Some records
Begin

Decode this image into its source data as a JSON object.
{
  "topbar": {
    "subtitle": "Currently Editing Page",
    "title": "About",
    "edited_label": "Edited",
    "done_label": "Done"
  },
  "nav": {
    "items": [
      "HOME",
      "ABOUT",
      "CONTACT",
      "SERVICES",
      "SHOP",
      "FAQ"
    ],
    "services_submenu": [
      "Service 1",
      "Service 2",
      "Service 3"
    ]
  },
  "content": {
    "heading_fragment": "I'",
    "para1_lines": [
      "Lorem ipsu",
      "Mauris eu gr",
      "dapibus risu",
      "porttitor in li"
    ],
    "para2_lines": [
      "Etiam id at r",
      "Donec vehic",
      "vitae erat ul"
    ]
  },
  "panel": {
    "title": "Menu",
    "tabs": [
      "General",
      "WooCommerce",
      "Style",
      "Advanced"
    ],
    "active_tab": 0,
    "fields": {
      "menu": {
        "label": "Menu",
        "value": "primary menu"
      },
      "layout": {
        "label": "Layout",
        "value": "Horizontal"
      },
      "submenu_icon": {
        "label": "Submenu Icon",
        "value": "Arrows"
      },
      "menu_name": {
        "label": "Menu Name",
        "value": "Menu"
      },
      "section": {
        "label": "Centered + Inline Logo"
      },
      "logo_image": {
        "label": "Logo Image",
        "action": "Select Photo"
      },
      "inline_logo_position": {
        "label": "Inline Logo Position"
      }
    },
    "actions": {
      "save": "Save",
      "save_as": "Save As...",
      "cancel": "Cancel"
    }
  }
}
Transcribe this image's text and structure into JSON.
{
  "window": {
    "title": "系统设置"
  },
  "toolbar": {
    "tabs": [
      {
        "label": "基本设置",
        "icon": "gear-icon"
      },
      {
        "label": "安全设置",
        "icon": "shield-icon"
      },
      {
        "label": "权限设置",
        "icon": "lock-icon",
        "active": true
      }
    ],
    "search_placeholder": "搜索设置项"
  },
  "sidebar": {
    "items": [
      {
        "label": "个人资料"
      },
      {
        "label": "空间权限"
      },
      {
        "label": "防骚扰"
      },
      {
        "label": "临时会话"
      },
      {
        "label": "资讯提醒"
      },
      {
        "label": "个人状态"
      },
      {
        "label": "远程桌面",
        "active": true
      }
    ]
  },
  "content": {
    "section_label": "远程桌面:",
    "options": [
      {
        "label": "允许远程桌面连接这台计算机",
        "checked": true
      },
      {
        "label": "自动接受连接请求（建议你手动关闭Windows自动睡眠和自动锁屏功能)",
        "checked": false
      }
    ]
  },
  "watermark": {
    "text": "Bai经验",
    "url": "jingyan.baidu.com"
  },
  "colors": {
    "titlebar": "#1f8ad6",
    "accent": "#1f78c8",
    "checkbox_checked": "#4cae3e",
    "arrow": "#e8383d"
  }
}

End

Recopy the entries above exactly, with every line included.

OUTPUT OF THE EXERCISE
Decode this image into its source data as a JSON object.
{
  "topbar": {
    "subtitle": "Currently Editing Page",
    "title": "About",
    "edited_label": "Edited",
    "done_label": "Done"
  },
  "nav": {
    "items": [
      "HOME",
      "ABOUT",
      "CONTACT",
      "SERVICES",
      "SHOP",
      "FAQ"
    ],
    "services_submenu": [
      "Service 1",
      "Service 2",
      "Service 3"
    ]
  },
  "content": {
    "heading_fragment": "I'",
    "para1_lines": [
      "Lorem ipsu",
      "Mauris eu gr",
      "dapibus risu",
      "porttitor in li"
    ],
    "para2_lines": [
      "Etiam id at r",
      "Donec vehic",
      "vitae erat ul"
    ]
  },
  "panel": {
    "title": "Menu",
    "tabs": [
      "General",
      "WooCommerce",
      "Style",
      "Advanced"
    ],
    "active_tab": 0,
    "fields": {
      "menu": {
        "label": "Menu",
        "value": "primary menu"
      },
      "layout": {
        "label": "Layout",
        "value": "Horizontal"
      },
      "submenu_icon": {
        "label": "Submenu Icon",
        "value": "Arrows"
      },
      "menu_name": {
        "label": "Menu Name",
        "value": "Menu"
      },
      "section": {
        "label": "Centered + Inline Logo"
      },
      "logo_image": {
        "label": "Logo Image",
        "action": "Select Photo"
      },
      "inline_logo_position": {
        "label": "Inline Logo Position"
      }
    },
    "actions": {
      "save": "Save",
      "save_as": "Save As...",
      "cancel": "Cancel"
    }
  }
}
Transcribe this image's text and structure into JSON.
{
  "window": {
    "title": "系统设置"
  },
  "toolbar": {
    "tabs": [
      {
        "label": "基本设置",
        "icon": "gear-icon"
      },
      {
        "label": "安全设置",
        "icon": "shield-icon"
      },
      {
        "label": "权限设置",
        "icon": "lock-icon",
        "active": true
      }
    ],
    "search_placeholder": "搜索设置项"
  },
  "sidebar": {
    "items": [
      {
        "label": "个人资料"
      },
      {
        "label": "空间权限"
      },
      {
        "label": "防骚扰"
      },
      {
        "label": "临时会话"
      },
      {
        "label": "资讯提醒"
      },
      {
        "label": "个人状态"
      },
      {
        "label": "远程桌面",
        "active": true
      }
    ]
  },
  "content": {
    "section_label": "远程桌面:",
    "options": [
      {
        "label": "允许远程桌面连接这台计算机",
        "checked": true
      },
      {
        "label": "自动接受连接请求（建议你手动关闭Windows自动睡眠和自动锁屏功能)",
        "checked": false
      }
    ]
  },
  "watermark": {
    "text": "Bai经验",
    "url": "jingyan.baidu.com"
  },
  "colors": {
    "titlebar": "#1f8ad6",
    "accent": "#1f78c8",
    "checkbox_checked": "#4cae3e",
    "arrow": "#e8383d"
  }
}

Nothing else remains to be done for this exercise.